EXERCISE TASK. Copy everything from the start of the material below down to the line containing "screenshot-toolbar bbox=[34, 901, 190, 935]", including that line, character for character.

+ + +

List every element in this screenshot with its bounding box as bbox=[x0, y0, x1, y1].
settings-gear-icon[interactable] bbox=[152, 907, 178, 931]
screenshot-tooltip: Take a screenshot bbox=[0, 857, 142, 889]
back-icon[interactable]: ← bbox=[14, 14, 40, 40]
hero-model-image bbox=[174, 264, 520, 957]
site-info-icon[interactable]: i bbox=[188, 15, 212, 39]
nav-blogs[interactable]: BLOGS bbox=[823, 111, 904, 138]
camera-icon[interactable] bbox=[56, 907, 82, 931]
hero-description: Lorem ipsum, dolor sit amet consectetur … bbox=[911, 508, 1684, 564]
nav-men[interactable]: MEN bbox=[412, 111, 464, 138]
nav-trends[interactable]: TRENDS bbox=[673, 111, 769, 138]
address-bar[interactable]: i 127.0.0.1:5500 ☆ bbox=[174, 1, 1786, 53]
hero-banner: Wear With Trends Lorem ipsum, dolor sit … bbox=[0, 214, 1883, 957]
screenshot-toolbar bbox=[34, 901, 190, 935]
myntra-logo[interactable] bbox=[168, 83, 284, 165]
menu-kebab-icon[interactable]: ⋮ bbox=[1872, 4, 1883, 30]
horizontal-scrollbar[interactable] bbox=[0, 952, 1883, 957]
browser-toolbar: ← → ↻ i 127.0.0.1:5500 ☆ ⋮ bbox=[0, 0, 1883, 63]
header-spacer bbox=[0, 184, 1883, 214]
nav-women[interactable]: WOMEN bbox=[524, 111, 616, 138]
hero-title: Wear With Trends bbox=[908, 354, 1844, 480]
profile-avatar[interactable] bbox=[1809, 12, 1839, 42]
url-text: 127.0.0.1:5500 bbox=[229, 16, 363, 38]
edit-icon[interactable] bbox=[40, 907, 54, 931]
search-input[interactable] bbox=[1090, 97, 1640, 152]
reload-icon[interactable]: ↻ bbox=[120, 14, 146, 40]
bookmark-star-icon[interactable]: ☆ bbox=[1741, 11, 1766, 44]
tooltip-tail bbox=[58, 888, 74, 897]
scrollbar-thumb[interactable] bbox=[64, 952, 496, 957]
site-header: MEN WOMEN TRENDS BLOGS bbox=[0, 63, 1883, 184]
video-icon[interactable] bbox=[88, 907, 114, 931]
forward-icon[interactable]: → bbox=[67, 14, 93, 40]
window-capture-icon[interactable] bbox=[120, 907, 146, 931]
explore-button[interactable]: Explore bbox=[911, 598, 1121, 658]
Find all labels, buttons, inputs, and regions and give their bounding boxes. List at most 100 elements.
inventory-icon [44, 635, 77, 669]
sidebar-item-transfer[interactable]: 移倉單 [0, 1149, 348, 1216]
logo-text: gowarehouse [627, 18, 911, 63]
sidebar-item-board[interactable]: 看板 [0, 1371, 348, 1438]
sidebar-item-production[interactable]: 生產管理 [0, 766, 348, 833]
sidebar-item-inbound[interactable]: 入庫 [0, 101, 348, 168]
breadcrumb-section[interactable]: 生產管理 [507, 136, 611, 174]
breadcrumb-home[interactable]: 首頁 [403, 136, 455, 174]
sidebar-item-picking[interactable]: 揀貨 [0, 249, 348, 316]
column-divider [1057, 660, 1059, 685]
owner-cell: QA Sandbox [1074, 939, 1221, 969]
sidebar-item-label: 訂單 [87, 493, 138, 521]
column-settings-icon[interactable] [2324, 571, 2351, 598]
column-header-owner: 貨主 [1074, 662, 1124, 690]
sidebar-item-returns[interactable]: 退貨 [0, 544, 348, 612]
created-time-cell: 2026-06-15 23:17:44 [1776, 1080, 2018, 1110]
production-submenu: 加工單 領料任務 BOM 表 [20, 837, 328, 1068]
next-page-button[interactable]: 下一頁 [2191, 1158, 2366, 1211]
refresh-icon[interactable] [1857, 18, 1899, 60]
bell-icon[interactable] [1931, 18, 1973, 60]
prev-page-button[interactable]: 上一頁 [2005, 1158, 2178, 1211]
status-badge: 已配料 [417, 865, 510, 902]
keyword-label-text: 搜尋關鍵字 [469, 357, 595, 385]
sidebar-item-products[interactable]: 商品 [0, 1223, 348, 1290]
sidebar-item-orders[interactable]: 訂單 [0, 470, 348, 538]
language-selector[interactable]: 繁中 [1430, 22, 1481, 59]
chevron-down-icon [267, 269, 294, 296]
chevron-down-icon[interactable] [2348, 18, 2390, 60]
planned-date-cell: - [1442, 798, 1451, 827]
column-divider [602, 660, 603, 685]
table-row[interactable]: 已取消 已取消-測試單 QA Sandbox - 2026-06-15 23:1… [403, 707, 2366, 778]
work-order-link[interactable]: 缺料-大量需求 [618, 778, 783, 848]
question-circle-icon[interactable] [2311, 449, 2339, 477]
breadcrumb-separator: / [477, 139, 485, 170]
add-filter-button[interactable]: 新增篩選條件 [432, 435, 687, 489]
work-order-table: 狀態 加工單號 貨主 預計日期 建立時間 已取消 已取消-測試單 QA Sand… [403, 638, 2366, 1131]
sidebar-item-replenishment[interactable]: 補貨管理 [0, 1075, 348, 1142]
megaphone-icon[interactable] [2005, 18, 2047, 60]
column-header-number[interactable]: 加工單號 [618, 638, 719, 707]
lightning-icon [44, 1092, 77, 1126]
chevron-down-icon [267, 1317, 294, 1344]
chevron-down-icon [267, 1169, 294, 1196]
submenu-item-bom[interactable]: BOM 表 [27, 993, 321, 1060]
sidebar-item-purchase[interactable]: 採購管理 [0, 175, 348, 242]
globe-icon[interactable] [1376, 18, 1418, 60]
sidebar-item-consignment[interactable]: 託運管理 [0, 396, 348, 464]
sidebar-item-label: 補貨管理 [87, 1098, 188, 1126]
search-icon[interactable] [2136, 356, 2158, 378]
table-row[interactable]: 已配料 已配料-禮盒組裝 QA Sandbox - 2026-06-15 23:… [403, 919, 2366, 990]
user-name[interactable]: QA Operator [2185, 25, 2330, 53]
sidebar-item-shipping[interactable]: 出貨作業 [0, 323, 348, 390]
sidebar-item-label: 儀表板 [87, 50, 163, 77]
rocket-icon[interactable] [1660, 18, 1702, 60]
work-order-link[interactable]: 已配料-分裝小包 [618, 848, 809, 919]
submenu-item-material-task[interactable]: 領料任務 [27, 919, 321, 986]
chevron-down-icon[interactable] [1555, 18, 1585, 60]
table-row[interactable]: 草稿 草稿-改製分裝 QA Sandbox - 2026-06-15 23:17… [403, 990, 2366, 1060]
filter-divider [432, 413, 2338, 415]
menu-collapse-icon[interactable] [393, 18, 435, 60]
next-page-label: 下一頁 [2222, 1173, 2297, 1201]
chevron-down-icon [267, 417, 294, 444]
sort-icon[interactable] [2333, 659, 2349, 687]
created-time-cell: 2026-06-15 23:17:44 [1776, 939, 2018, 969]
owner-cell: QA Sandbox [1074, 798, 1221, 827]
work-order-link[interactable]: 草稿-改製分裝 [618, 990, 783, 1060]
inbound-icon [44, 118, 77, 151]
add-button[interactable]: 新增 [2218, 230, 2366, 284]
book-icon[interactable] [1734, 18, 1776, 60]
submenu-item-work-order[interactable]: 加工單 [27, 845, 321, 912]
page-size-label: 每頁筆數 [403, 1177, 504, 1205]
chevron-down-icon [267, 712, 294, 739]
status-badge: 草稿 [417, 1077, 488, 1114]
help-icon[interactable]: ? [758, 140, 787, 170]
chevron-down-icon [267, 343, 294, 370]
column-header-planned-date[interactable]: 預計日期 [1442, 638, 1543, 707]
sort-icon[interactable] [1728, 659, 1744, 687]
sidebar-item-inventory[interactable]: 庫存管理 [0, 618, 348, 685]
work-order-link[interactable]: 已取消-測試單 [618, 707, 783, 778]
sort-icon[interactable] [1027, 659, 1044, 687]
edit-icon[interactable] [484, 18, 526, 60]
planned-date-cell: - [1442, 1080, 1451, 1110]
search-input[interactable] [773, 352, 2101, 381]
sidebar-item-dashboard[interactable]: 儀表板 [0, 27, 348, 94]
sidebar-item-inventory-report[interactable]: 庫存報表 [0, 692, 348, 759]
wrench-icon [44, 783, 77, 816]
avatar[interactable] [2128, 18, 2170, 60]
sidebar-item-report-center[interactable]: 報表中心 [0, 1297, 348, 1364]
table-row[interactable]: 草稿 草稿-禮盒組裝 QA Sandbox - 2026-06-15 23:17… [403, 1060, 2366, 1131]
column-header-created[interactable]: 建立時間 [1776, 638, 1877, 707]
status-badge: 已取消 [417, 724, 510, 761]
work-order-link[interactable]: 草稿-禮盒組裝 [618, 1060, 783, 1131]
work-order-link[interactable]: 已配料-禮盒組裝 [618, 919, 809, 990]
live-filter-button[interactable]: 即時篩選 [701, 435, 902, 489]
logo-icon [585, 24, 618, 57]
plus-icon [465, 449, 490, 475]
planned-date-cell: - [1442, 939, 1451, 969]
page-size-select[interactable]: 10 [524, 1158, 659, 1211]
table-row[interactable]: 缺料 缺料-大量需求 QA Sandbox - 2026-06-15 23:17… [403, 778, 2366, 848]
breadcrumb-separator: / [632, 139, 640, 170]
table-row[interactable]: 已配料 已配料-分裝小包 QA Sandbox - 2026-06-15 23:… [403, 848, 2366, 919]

+ + +

ANSWER TO THE TASK.
List every element in this screenshot with its bounding box as bbox=[x0, y0, x1, y1].
settings-gear-icon[interactable] bbox=[152, 907, 178, 931]
screenshot-tooltip: Take a screenshot bbox=[0, 857, 142, 889]
back-icon[interactable]: ← bbox=[14, 14, 40, 40]
hero-model-image bbox=[174, 264, 520, 957]
site-info-icon[interactable]: i bbox=[188, 15, 212, 39]
nav-blogs[interactable]: BLOGS bbox=[823, 111, 904, 138]
camera-icon[interactable] bbox=[56, 907, 82, 931]
hero-description: Lorem ipsum, dolor sit amet consectetur … bbox=[911, 508, 1684, 564]
nav-men[interactable]: MEN bbox=[412, 111, 464, 138]
nav-trends[interactable]: TRENDS bbox=[673, 111, 769, 138]
address-bar[interactable]: i 127.0.0.1:5500 ☆ bbox=[174, 1, 1786, 53]
hero-banner: Wear With Trends Lorem ipsum, dolor sit … bbox=[0, 214, 1883, 957]
screenshot-toolbar bbox=[34, 901, 190, 935]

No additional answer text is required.